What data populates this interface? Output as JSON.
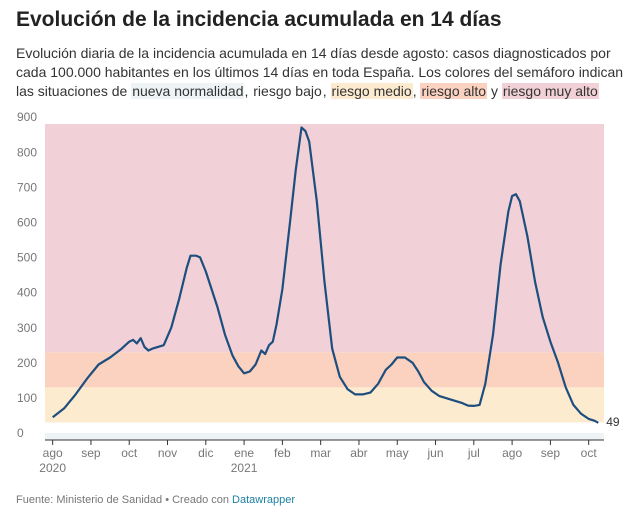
{
  "chart_data": {
    "type": "line",
    "title": "Evolución de la incidencia acumulada en 14 días",
    "subtitle_parts": [
      "Evolución diaria de la incidencia acumulada en 14 días desde agosto: casos diagnosticados por cada 100.000 habitantes en los últimos 14 días en toda España. Los colores del semáforo indican las situaciones de ",
      ", ",
      ", ",
      ", ",
      " y "
    ],
    "bands": [
      {
        "name": "nueva normalidad",
        "from": 0,
        "to": 20,
        "color": "#eef3f6"
      },
      {
        "name": "riesgo bajo",
        "from": 20,
        "to": 50,
        "color": "#ffffff"
      },
      {
        "name": "riesgo medio",
        "from": 50,
        "to": 150,
        "color": "#fdebd0"
      },
      {
        "name": "riesgo alto",
        "from": 150,
        "to": 250,
        "color": "#fbd2bf"
      },
      {
        "name": "riesgo muy alto",
        "from": 250,
        "color": "#f1d1d7"
      }
    ],
    "series": [
      {
        "name": "Incidencia acumulada en 14 días",
        "color": "#1d4e7e",
        "x": [
          0,
          0.3,
          0.6,
          0.9,
          1.2,
          1.5,
          1.8,
          2.0,
          2.1,
          2.2,
          2.3,
          2.4,
          2.5,
          2.6,
          2.9,
          3.1,
          3.3,
          3.5,
          3.6,
          3.75,
          3.85,
          4.0,
          4.3,
          4.5,
          4.7,
          4.85,
          5.0,
          5.15,
          5.3,
          5.45,
          5.55,
          5.65,
          5.75,
          5.85,
          6.0,
          6.2,
          6.35,
          6.5,
          6.6,
          6.7,
          6.9,
          7.1,
          7.3,
          7.5,
          7.7,
          7.9,
          8.1,
          8.3,
          8.5,
          8.7,
          8.85,
          9.0,
          9.2,
          9.4,
          9.55,
          9.7,
          9.9,
          10.1,
          10.4,
          10.7,
          10.85,
          11.0,
          11.15,
          11.3,
          11.5,
          11.7,
          11.9,
          12.0,
          12.1,
          12.2,
          12.4,
          12.6,
          12.8,
          13.0,
          13.2,
          13.4,
          13.6,
          13.8,
          14.0,
          14.15,
          14.25
        ],
        "values": [
          65,
          90,
          130,
          175,
          215,
          235,
          260,
          280,
          285,
          275,
          290,
          265,
          255,
          260,
          270,
          320,
          400,
          490,
          525,
          525,
          520,
          480,
          380,
          300,
          240,
          210,
          190,
          195,
          215,
          255,
          245,
          270,
          280,
          330,
          430,
          620,
          770,
          890,
          880,
          850,
          680,
          450,
          260,
          180,
          145,
          130,
          130,
          135,
          160,
          200,
          215,
          235,
          235,
          220,
          195,
          165,
          140,
          125,
          115,
          105,
          98,
          97,
          100,
          160,
          300,
          500,
          650,
          695,
          700,
          680,
          580,
          450,
          350,
          280,
          220,
          150,
          100,
          75,
          60,
          55,
          49
        ]
      }
    ],
    "ylim": [
      0,
      900
    ],
    "yticks": [
      0,
      100,
      200,
      300,
      400,
      500,
      600,
      700,
      800,
      900
    ],
    "xlim": [
      -0.2,
      14.4
    ],
    "xticks": [
      {
        "value": 0,
        "label": "ago"
      },
      {
        "value": 1,
        "label": "sep"
      },
      {
        "value": 2,
        "label": "oct"
      },
      {
        "value": 3,
        "label": "nov"
      },
      {
        "value": 4,
        "label": "dic"
      },
      {
        "value": 5,
        "label": "ene"
      },
      {
        "value": 6,
        "label": "feb"
      },
      {
        "value": 7,
        "label": "mar"
      },
      {
        "value": 8,
        "label": "abr"
      },
      {
        "value": 9,
        "label": "may"
      },
      {
        "value": 10,
        "label": "jun"
      },
      {
        "value": 11,
        "label": "jul"
      },
      {
        "value": 12,
        "label": "ago"
      },
      {
        "value": 13,
        "label": "sep"
      },
      {
        "value": 14,
        "label": "oct"
      }
    ],
    "year_labels": [
      {
        "value": 0,
        "label": "2020"
      },
      {
        "value": 5,
        "label": "2021"
      }
    ],
    "footer": "Fuente: Ministerio de Sanidad • Creado con ",
    "footer_link": "Datawrapper"
  }
}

Problem description => In the material above, find the lines that contain "riesgo" and show them.

Solution for this exercise =>
        "name": "riesgo bajo",
        "name": "riesgo medio",
        "name": "riesgo alto",
        "name": "riesgo muy alto",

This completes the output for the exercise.